## [EXERCISE BRIEF]
Repeat every record below exactly as it appears.

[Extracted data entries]
>>>>>

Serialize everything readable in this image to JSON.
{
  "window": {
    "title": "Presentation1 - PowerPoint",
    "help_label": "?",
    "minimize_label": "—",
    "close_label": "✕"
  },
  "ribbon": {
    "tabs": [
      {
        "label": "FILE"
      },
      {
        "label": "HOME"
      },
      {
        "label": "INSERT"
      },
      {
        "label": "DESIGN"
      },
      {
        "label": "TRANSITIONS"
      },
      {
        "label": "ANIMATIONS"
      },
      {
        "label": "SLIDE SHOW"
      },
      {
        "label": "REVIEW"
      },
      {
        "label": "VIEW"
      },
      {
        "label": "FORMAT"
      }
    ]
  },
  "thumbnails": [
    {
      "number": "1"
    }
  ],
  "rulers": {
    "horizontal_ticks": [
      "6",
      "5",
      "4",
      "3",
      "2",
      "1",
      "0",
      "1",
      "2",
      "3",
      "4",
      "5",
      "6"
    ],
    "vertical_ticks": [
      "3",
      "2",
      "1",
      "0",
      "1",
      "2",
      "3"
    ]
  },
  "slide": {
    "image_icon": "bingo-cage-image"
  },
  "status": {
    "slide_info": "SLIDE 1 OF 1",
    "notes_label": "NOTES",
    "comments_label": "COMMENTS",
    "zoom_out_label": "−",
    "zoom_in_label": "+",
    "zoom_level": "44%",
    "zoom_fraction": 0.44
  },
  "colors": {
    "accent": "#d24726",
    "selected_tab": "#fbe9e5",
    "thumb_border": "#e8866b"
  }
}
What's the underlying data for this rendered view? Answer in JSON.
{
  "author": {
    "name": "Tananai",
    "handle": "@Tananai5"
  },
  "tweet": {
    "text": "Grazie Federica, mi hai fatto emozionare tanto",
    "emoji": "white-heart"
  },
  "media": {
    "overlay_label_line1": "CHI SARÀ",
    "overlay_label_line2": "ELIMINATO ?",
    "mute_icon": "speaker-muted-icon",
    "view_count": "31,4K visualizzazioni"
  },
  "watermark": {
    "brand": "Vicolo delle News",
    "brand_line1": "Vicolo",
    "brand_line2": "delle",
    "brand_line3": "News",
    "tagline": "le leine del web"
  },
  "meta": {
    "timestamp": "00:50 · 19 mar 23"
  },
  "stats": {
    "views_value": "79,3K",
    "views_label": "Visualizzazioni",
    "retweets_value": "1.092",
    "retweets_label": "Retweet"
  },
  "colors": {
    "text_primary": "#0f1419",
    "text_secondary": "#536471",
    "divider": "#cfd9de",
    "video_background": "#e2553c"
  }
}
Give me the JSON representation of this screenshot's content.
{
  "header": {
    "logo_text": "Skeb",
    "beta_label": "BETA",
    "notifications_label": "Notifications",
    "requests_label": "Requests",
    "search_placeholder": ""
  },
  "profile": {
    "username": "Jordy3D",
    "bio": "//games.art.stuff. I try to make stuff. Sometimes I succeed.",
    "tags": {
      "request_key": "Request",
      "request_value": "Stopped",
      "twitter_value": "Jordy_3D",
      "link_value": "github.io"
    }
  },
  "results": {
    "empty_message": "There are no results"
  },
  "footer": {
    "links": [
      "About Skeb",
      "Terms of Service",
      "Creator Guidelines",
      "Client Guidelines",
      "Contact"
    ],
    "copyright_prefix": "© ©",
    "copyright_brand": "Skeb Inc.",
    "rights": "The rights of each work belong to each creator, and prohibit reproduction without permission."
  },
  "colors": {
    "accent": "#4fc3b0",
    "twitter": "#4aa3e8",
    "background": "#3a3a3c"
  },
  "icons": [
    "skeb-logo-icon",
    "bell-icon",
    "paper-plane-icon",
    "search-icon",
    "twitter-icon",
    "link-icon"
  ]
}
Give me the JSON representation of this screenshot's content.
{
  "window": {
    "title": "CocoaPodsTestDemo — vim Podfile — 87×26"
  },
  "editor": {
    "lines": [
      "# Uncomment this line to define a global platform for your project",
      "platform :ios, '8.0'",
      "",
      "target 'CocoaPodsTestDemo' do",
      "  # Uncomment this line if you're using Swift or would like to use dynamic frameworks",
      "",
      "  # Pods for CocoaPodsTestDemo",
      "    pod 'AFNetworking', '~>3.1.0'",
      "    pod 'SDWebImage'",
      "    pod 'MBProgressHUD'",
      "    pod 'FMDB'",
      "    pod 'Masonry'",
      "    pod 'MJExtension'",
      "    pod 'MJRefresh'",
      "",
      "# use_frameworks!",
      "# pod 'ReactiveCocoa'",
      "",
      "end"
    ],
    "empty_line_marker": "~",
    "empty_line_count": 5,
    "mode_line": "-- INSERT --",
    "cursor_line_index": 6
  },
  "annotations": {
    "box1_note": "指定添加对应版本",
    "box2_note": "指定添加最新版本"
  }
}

<<<<<

## [REPLY TO THE EXERCISE]
Serialize everything readable in this image to JSON.
{
  "window": {
    "title": "Presentation1 - PowerPoint",
    "help_label": "?",
    "minimize_label": "—",
    "close_label": "✕"
  },
  "ribbon": {
    "tabs": [
      {
        "label": "FILE"
      },
      {
        "label": "HOME"
      },
      {
        "label": "INSERT"
      },
      {
        "label": "DESIGN"
      },
      {
        "label": "TRANSITIONS"
      },
      {
        "label": "ANIMATIONS"
      },
      {
        "label": "SLIDE SHOW"
      },
      {
        "label": "REVIEW"
      },
      {
        "label": "VIEW"
      },
      {
        "label": "FORMAT"
      }
    ]
  },
  "thumbnails": [
    {
      "number": "1"
    }
  ],
  "rulers": {
    "horizontal_ticks": [
      "6",
      "5",
      "4",
      "3",
      "2",
      "1",
      "0",
      "1",
      "2",
      "3",
      "4",
      "5",
      "6"
    ],
    "vertical_ticks": [
      "3",
      "2",
      "1",
      "0",
      "1",
      "2",
      "3"
    ]
  },
  "slide": {
    "image_icon": "bingo-cage-image"
  },
  "status": {
    "slide_info": "SLIDE 1 OF 1",
    "notes_label": "NOTES",
    "comments_label": "COMMENTS",
    "zoom_out_label": "−",
    "zoom_in_label": "+",
    "zoom_level": "44%",
    "zoom_fraction": 0.44
  },
  "colors": {
    "accent": "#d24726",
    "selected_tab": "#fbe9e5",
    "thumb_border": "#e8866b"
  }
}
What's the underlying data for this rendered view? Answer in JSON.
{
  "author": {
    "name": "Tananai",
    "handle": "@Tananai5"
  },
  "tweet": {
    "text": "Grazie Federica, mi hai fatto emozionare tanto",
    "emoji": "white-heart"
  },
  "media": {
    "overlay_label_line1": "CHI SARÀ",
    "overlay_label_line2": "ELIMINATO ?",
    "mute_icon": "speaker-muted-icon",
    "view_count": "31,4K visualizzazioni"
  },
  "watermark": {
    "brand": "Vicolo delle News",
    "brand_line1": "Vicolo",
    "brand_line2": "delle",
    "brand_line3": "News",
    "tagline": "le leine del web"
  },
  "meta": {
    "timestamp": "00:50 · 19 mar 23"
  },
  "stats": {
    "views_value": "79,3K",
    "views_label": "Visualizzazioni",
    "retweets_value": "1.092",
    "retweets_label": "Retweet"
  },
  "colors": {
    "text_primary": "#0f1419",
    "text_secondary": "#536471",
    "divider": "#cfd9de",
    "video_background": "#e2553c"
  }
}
Give me the JSON representation of this screenshot's content.
{
  "header": {
    "logo_text": "Skeb",
    "beta_label": "BETA",
    "notifications_label": "Notifications",
    "requests_label": "Requests",
    "search_placeholder": ""
  },
  "profile": {
    "username": "Jordy3D",
    "bio": "//games.art.stuff. I try to make stuff. Sometimes I succeed.",
    "tags": {
      "request_key": "Request",
      "request_value": "Stopped",
      "twitter_value": "Jordy_3D",
      "link_value": "github.io"
    }
  },
  "results": {
    "empty_message": "There are no results"
  },
  "footer": {
    "links": [
      "About Skeb",
      "Terms of Service",
      "Creator Guidelines",
      "Client Guidelines",
      "Contact"
    ],
    "copyright_prefix": "© ©",
    "copyright_brand": "Skeb Inc.",
    "rights": "The rights of each work belong to each creator, and prohibit reproduction without permission."
  },
  "colors": {
    "accent": "#4fc3b0",
    "twitter": "#4aa3e8",
    "background": "#3a3a3c"
  },
  "icons": [
    "skeb-logo-icon",
    "bell-icon",
    "paper-plane-icon",
    "search-icon",
    "twitter-icon",
    "link-icon"
  ]
}
Give me the JSON representation of this screenshot's content.
{
  "window": {
    "title": "CocoaPodsTestDemo — vim Podfile — 87×26"
  },
  "editor": {
    "lines": [
      "# Uncomment this line to define a global platform for your project",
      "platform :ios, '8.0'",
      "",
      "target 'CocoaPodsTestDemo' do",
      "  # Uncomment this line if you're using Swift or would like to use dynamic frameworks",
      "",
      "  # Pods for CocoaPodsTestDemo",
      "    pod 'AFNetworking', '~>3.1.0'",
      "    pod 'SDWebImage'",
      "    pod 'MBProgressHUD'",
      "    pod 'FMDB'",
      "    pod 'Masonry'",
      "    pod 'MJExtension'",
      "    pod 'MJRefresh'",
      "",
      "# use_frameworks!",
      "# pod 'ReactiveCocoa'",
      "",
      "end"
    ],
    "empty_line_marker": "~",
    "empty_line_count": 5,
    "mode_line": "-- INSERT --",
    "cursor_line_index": 6
  },
  "annotations": {
    "box1_note": "指定添加对应版本",
    "box2_note": "指定添加最新版本"
  }
}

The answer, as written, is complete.